## Data records
+ + + + + + +
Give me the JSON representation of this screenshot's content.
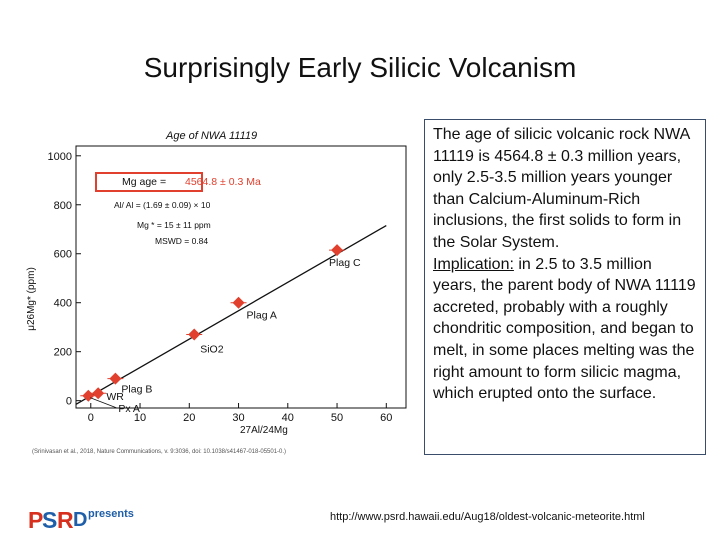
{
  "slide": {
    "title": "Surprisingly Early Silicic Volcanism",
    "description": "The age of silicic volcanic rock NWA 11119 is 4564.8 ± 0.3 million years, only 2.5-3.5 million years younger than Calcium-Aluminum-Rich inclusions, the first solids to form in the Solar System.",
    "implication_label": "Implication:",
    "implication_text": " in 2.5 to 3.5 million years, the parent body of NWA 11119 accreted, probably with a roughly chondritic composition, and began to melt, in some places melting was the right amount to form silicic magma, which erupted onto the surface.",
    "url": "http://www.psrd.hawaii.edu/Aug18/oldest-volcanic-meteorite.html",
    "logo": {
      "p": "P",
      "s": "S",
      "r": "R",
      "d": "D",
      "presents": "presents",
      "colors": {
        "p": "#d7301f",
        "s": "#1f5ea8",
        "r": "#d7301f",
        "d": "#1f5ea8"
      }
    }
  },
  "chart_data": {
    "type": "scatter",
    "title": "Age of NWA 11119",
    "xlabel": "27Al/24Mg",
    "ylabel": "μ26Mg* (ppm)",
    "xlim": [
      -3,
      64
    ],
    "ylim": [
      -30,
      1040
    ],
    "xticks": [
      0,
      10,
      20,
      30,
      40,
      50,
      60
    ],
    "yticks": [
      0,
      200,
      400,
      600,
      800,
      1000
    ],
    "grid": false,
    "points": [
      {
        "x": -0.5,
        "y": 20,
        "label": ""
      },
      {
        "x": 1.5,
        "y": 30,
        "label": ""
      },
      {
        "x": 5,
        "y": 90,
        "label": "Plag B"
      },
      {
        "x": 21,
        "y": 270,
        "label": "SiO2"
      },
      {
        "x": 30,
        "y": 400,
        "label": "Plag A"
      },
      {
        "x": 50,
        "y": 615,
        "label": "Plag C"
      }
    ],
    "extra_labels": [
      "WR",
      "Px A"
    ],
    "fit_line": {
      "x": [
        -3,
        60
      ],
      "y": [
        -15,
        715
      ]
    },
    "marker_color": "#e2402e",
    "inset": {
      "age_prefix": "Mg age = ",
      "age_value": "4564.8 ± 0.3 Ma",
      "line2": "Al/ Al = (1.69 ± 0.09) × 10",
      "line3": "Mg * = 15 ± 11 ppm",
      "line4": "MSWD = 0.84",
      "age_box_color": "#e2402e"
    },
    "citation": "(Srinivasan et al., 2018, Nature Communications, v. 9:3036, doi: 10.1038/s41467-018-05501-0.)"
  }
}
+ + + + + + +
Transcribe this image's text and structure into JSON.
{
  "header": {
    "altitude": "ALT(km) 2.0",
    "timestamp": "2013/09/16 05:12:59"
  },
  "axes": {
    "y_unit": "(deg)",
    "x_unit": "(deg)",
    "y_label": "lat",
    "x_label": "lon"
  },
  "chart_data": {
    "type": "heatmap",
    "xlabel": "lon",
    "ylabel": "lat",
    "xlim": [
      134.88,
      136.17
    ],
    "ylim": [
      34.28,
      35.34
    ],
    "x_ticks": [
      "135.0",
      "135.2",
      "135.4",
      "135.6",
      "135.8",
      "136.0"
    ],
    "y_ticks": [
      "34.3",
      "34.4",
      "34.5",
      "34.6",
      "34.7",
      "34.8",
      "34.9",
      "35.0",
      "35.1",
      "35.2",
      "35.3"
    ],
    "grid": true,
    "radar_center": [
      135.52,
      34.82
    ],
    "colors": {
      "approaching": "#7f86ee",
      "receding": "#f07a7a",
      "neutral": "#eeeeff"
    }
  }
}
+ + + + + + +
How many of the lines in the listing above hold the word "Plag"? Report only that figure.

## Written answer
3